» Exercise passage
Edit: Removed URL shortener, please use full links


----------



## Dalylah (Feb 9, 2013)

Ladies please do me a huge favor and don't post the shortened version of the URL (ex. http://grz.cm/b/1DN2C), use the full URL (https://www.graze.com/us/b/OQ72K).  It would really save me a lot of editing time. Thank you!





From the terms of service:



> URL shorteners are not allowed (Bit.ly, Tiny URL, etc).


----------



## Meahlea (Feb 9, 2013)

> Originally Posted by *Dalylah* /img/forum/go_quote.gif
> 
> Ladies please do me a huge favor and don't post the shortened version of the URL (ex. http://grz.cm/b/1DN2C), use the full URL (https://www.graze.com/us/b/OQ72K).  It would really save me a lot of editing time. Thank you!
> 
> ...


 You can do this by copying the link in your toolbar rather than their link for sharing. (supporting you, Dalylah!)


----------



## Dalylah (Feb 9, 2013)

> Originally Posted by *Meahlea* /img/forum/go_quote.gif
> 
> 
> You can do this by copying the link in your toolbar rather than their link for sharing. (supporting you, Dalylah!)


Yes, I should have added that. Thanks Meahlea!


----------



## Meahlea (Feb 9, 2013)

> Originally Posted by *Dalylah* /img/forum/go_quote.gif
> 
> 
> Yes, I should have added that. Thanks Meahlea!


Yup. I think it's pretty silly that they use a link shortener to eliminate like 5 characters.


----------



## Scooby Dynamite (Feb 9, 2013)

Broke down and un-trashed some of the stuff I had trashed with raisins in it....i hate raisins. But I figure I can always pick out the other stuff and leave the raisins for the BF lol


----------



## Dalisay (Feb 9, 2013)

my second box posted!

i'm more excited for this one than my last one:

https://www.graze.com/us/b/1KVOZ


----------



## Scooby Dynamite (Feb 9, 2013)

MMMM....this thread makes me so hungry! I wish my first box would post


----------



## decayeddoll82 (Feb 9, 2013)

How do you get an invite to this sub? Sorry if this has already been answered.


----------



## Scooby Dynamite (Feb 9, 2013)

> Originally Posted by *decayeddoll82* /img/forum/go_quote.gif
> How do you get an invite to this sub? Sorry if this has already been answered.


 use the code MAKEUPTALK when signing up  /emoticons/[email protected] 2x" width="20" height="20" />


----------



## decayeddoll82 (Feb 9, 2013)

» Required work
1/ Retype the forum thread about Graze snack boxes from "Broke down and" to "Dalisay (Feb 9, 2013)".
2/ Extend the forum thread about Graze snack boxes from the point where it stops.
The entries aren't needed for this.

» Material supplied

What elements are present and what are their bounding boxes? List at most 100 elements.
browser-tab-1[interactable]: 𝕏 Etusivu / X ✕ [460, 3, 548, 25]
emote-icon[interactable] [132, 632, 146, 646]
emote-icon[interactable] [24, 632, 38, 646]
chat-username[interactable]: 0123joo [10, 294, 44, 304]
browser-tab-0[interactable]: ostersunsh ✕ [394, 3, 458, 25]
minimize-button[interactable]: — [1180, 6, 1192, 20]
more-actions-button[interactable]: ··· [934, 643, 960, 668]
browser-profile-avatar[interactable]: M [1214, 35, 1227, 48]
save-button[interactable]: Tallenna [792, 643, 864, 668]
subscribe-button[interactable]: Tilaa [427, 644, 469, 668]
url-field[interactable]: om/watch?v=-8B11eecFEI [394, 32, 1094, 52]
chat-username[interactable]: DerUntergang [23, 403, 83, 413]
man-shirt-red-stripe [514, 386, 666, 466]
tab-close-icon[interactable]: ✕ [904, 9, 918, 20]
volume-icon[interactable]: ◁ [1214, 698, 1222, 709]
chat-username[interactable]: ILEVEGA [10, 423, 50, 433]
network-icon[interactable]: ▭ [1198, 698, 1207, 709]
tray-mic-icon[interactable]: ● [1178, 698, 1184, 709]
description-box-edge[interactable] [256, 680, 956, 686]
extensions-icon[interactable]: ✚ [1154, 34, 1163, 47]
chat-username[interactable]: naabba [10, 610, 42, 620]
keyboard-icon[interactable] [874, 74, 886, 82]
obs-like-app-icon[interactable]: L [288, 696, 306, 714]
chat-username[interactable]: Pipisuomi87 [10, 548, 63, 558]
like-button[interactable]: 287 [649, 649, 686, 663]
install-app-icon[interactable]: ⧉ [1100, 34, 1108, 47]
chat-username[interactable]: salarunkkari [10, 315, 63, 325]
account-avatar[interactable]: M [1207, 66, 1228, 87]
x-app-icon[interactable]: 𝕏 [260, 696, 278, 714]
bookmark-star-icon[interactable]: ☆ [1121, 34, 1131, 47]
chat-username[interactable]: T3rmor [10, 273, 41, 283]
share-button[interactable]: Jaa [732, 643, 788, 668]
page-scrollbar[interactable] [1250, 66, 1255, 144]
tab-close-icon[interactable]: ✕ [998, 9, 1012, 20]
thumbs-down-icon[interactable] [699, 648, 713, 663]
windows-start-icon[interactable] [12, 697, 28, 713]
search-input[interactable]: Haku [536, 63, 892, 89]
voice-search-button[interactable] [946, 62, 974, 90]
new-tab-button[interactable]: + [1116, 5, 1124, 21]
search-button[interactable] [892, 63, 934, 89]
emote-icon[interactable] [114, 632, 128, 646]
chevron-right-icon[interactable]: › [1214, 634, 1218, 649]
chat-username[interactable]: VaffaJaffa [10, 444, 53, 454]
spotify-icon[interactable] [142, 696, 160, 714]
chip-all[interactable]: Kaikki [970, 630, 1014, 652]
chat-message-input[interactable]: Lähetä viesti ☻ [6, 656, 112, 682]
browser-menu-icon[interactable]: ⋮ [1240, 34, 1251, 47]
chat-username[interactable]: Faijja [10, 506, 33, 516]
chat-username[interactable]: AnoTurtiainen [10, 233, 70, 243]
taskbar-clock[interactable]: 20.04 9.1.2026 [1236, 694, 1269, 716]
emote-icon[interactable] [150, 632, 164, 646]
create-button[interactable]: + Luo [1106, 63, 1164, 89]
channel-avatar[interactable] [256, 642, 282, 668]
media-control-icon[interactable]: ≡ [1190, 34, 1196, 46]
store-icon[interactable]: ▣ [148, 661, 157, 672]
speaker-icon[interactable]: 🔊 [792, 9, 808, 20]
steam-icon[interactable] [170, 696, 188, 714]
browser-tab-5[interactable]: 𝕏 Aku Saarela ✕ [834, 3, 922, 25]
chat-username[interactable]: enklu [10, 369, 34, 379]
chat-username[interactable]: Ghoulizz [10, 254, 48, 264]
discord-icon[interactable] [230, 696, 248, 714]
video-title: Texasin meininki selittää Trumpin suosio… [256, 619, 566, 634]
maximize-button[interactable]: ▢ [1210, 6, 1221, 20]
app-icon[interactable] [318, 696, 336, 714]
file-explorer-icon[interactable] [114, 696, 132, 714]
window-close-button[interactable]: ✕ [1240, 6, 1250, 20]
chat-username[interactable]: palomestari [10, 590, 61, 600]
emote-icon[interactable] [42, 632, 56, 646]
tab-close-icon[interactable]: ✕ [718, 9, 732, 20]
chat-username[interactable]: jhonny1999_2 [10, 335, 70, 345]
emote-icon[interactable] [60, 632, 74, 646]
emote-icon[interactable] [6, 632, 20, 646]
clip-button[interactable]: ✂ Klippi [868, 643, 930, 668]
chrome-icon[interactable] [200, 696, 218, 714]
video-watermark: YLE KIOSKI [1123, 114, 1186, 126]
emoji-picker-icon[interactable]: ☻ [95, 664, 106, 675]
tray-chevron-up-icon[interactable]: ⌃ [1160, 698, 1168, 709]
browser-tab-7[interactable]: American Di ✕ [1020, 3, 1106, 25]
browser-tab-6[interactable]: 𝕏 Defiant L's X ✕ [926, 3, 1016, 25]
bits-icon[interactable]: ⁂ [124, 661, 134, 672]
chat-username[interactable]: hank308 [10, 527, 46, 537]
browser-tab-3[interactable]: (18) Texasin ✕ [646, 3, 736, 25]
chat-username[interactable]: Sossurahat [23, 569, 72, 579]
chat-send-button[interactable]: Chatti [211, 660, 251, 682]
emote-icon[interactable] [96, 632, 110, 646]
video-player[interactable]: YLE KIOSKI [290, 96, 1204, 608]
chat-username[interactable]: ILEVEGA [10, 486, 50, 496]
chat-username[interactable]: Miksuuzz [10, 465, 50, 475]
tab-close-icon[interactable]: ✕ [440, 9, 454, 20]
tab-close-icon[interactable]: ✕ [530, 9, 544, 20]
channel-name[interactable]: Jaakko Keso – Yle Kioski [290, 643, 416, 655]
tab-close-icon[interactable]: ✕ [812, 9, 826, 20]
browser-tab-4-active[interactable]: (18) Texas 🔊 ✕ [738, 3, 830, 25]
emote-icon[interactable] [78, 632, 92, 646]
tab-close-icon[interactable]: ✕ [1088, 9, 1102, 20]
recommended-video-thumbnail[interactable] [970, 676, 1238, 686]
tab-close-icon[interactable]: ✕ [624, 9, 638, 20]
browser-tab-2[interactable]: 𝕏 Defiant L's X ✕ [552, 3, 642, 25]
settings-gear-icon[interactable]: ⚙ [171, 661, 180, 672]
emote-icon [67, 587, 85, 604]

» Answers to the exercise
1/
Broke down and un-trashed some of the stuff I had trashed with raisins in it....i hate raisins. But I figure I can always pick out the other stuff and leave the raisins for the BF lol


----------



## Dalisay (Feb 9, 2013)

2/
Thanks  /emoticons/[email protected] 2x" width="20" height="20" /> i keep looking at all the awesome treats and im giving up the fight to NOT join. Lol


----------



## Dalylah (Feb 9, 2013)

> Originally Posted by *Scooby384* /img/forum/go_quote.gif
> 
> Broke down and un-trashed some of the stuff I had trashed with raisins in it....i hate raisins. But I figure I can always pick out the other stuff and leave the raisins for the BF lol


Untrash the things with the orange and cherry raisins in them. I don't care for raisins at all and these are really great. They smell amazing too!


----------



## Scooby Dynamite (Feb 9, 2013)

> Originally Posted by *Dalylah* /img/forum/go_quote.gif
> 
> 
> Untrash the things with the orange and cherry raisins in them. I don't care for raisins at all and these are really great. They smell amazing too!


 I definitely did...after hearing all the good reviews on them! I don't know if I want to try the lime infused/mint infused raisins though lol


----------



## nikkimouse (Feb 9, 2013)

My first box came today https://www.graze.com/us/b/9Y90P and it was just ok, although my husband said he loved everything about it. I was only meh on most of it. 

My second box posted https://www.graze.com/us/b/XHM77 and I'm looking forward to that one but I'm not sure I will keep it past 5 weeks unless they really wow me.  I new to subs and I would rather spend that 20 a month on trying out a few different ones.


----------



## KayEss (Feb 9, 2013)

> Originally Posted by *nikkimouse* /img/forum/go_quote.gif
> 
> My first box came today https://www.graze.com/us/b/9Y90P and it was just ok, although my husband said he loved everything about it. I was only meh on most of it.
> 
> My second box posted https://www.graze.com/us/b/XHM77 and I'm looking forward to that one but I'm not sure I will keep it past 5 weeks unless they really wow me.  I new to subs and I would rather spend that 20 a month on trying out a few different ones.


 Your second box looks much yummier than your first, so hopefully you like it better!  /emoticons/[email protected] 2x" width="20" height="20" /> I justify the expense by saying I would have bought snacks anyway, so $5 a week to get some relatively healthy munchies isn't really digging into my sub budget. If you're considering food boxes though, I suggest getting on the goodies.co waitlist as soon as you can! It takes awhile to get off of it but the boxes are amazing for only $7/month.


----------



## brokebeautyblgr (Feb 9, 2013)

My first box! I got the LightBox and Toffee Apple is AMAZING!!! My second box is already a few days late but they had warned me prior. Hate that they have what is in it online though since it looks delish!


----------



## meaganola (Feb 9, 2013)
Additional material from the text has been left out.